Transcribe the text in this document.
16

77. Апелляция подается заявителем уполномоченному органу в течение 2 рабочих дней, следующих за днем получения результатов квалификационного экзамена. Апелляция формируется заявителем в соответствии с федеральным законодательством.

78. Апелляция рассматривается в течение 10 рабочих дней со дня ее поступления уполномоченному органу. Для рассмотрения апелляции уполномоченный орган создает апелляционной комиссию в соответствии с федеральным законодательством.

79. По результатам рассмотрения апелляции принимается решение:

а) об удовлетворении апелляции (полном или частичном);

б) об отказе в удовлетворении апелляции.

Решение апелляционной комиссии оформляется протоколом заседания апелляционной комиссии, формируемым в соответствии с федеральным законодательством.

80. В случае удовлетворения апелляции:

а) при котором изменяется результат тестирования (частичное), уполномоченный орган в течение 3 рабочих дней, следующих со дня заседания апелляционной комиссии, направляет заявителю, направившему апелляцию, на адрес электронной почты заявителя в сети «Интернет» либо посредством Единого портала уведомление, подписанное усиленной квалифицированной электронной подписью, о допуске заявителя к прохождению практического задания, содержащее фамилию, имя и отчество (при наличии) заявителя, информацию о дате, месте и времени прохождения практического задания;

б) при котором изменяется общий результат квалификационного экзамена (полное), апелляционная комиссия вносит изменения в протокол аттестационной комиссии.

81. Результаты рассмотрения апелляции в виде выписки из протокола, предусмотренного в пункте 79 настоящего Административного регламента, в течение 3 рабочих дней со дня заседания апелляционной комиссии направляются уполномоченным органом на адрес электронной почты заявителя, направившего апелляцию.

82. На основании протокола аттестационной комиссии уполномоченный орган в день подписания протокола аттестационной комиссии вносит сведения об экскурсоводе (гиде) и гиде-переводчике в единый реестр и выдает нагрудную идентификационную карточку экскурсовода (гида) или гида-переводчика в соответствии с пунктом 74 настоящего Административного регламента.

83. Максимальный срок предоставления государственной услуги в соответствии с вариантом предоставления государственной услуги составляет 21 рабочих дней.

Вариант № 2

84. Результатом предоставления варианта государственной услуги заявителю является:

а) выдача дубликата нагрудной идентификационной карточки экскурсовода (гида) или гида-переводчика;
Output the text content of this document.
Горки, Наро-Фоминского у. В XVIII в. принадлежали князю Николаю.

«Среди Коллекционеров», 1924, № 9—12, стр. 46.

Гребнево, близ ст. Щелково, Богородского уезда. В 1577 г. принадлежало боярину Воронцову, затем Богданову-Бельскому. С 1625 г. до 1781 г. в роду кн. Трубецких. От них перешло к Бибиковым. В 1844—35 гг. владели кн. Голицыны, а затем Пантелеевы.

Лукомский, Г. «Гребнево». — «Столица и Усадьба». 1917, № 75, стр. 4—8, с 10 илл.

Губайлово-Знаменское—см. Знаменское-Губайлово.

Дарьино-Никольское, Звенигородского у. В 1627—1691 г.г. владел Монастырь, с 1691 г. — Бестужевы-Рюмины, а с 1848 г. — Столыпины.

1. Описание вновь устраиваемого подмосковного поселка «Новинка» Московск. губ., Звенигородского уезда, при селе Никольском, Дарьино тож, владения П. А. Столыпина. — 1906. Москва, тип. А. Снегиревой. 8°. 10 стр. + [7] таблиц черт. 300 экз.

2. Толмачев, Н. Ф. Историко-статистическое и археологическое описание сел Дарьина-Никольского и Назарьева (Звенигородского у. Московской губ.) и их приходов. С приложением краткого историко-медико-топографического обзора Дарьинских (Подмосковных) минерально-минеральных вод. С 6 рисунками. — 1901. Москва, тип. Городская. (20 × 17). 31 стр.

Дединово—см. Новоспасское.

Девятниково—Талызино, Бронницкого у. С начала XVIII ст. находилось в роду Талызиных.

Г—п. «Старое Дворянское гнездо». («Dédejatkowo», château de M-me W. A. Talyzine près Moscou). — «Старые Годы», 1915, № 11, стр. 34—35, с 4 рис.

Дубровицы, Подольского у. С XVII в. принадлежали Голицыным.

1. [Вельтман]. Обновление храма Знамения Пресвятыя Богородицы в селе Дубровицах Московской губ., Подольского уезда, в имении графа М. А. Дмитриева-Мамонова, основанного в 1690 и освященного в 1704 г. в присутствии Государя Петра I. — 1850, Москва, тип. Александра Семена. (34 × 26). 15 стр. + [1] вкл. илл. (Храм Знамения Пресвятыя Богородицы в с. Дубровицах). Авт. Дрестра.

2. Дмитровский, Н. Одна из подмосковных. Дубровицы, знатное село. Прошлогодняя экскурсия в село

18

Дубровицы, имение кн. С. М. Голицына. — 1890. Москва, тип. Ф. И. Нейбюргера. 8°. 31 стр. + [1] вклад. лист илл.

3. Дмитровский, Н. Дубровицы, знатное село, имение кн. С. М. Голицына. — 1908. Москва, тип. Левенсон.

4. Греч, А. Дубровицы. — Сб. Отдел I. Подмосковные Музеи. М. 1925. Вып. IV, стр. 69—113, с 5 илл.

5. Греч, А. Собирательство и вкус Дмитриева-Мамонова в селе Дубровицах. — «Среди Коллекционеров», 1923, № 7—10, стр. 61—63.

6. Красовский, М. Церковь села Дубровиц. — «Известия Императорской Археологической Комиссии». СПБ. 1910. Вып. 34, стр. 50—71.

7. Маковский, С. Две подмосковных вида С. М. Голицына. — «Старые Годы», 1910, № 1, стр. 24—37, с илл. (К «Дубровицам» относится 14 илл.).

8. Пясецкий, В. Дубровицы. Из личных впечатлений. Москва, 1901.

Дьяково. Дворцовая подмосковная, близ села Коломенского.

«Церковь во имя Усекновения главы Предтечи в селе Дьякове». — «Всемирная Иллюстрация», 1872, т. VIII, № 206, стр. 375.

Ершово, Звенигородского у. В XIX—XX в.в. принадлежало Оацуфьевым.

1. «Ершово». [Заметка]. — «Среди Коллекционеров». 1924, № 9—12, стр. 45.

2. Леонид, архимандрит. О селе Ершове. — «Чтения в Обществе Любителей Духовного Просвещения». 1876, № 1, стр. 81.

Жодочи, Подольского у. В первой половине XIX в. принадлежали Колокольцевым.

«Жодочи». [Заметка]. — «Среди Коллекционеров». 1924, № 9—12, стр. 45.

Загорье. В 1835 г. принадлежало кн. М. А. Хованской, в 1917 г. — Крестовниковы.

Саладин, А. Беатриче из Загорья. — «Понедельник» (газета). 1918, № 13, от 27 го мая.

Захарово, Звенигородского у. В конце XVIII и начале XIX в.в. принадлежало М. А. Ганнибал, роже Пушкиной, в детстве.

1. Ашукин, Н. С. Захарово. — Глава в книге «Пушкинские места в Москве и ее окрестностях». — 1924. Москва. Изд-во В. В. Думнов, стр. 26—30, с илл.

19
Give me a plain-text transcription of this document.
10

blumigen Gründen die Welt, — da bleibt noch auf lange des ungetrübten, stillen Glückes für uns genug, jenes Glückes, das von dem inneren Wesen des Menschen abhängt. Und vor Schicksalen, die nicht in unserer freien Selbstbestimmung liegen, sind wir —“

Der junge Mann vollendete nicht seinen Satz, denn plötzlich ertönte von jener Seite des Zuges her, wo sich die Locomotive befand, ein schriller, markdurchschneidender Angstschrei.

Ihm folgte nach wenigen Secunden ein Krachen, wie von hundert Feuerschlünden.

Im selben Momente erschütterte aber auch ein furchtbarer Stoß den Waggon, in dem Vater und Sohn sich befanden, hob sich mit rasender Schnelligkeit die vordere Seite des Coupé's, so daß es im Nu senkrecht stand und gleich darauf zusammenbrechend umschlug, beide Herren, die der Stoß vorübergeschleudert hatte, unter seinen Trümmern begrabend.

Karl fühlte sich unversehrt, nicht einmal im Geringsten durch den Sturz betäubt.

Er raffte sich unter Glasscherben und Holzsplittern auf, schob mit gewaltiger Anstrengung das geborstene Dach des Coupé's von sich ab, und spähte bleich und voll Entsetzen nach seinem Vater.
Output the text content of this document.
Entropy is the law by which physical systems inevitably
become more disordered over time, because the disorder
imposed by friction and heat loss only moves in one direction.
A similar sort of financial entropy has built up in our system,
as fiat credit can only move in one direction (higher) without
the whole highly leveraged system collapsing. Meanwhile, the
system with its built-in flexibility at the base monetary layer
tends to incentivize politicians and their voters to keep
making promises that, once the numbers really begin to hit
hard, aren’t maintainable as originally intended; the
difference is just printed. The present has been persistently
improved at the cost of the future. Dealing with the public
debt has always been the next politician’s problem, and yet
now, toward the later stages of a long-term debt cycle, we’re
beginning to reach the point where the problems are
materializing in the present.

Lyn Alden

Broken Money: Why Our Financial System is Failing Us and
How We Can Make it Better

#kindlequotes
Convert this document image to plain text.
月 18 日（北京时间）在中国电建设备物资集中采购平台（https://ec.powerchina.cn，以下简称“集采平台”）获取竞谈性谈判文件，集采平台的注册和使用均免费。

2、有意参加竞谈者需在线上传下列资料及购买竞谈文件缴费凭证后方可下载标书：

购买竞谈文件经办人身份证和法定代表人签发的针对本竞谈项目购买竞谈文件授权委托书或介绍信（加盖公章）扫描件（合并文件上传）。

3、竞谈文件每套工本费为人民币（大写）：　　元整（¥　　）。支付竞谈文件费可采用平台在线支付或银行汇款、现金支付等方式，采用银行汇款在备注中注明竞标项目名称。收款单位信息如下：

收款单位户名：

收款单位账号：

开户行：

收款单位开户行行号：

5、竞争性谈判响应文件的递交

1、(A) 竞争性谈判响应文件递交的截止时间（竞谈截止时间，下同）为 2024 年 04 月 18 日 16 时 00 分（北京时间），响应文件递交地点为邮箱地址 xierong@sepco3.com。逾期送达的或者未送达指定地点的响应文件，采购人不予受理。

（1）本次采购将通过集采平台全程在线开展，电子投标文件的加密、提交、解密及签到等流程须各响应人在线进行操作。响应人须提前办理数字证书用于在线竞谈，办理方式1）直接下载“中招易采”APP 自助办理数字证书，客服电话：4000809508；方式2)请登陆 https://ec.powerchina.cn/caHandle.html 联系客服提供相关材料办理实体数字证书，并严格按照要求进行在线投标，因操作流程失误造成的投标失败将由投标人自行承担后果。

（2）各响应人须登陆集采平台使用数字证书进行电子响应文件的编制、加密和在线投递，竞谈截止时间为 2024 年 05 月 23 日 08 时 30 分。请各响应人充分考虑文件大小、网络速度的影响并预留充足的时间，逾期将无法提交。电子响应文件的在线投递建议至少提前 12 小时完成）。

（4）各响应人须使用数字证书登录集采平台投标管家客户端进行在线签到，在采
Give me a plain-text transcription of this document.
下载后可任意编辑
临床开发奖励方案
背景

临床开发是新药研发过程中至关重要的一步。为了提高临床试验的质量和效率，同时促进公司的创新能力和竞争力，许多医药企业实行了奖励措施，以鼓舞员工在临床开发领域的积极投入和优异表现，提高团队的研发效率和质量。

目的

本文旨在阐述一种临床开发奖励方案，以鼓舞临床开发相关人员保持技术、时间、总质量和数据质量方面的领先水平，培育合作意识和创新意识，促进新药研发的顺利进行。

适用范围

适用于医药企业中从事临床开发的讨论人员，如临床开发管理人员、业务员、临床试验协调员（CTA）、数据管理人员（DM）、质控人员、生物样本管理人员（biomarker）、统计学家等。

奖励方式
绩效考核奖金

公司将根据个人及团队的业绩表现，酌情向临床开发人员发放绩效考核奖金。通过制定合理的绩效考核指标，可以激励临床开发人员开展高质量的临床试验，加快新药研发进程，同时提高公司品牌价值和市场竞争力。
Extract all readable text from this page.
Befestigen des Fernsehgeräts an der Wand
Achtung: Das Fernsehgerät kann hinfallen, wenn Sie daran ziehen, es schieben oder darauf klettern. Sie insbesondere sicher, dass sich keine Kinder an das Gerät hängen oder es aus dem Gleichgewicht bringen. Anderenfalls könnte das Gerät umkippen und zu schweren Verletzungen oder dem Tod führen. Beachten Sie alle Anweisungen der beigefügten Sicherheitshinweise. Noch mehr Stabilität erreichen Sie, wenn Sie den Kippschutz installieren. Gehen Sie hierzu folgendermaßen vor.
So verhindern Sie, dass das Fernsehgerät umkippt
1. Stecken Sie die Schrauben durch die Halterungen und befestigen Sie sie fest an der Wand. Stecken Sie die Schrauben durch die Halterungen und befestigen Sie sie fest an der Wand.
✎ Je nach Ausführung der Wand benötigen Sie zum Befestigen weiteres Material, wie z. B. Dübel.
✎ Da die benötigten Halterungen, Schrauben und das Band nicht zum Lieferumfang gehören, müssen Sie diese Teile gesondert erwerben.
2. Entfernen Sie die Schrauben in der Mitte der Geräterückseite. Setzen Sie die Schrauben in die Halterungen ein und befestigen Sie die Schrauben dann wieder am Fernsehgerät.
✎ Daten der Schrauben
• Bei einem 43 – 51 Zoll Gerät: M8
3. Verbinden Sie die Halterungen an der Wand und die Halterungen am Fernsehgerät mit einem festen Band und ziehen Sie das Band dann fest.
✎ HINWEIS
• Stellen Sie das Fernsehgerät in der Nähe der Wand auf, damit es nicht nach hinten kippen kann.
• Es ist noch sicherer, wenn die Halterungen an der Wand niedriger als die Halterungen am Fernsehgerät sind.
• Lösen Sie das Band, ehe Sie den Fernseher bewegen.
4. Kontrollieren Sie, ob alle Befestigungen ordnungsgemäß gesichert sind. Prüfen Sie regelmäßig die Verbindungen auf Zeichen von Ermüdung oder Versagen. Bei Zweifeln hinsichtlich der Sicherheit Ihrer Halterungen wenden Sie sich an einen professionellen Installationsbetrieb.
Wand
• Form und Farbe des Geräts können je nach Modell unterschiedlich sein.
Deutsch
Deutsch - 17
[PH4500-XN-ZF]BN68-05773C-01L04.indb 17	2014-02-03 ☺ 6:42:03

□ □ □ □ □

__EXERCISE TASK__
Pick out all lines from the data above in which the word "имение" appears.

__OUTPUT BELOW__
Дубровицы, имение кн. С. М. Голицына. — 1890. Москва, тип. Ф. И. Нейбюргера. 8°. 31 стр. + [1] вклад. лист илл.
3. Дмитровский, Н. Дубровицы, знатное село, имение кн. С. М. Голицына. — 1908. Москва, тип. Левенсон.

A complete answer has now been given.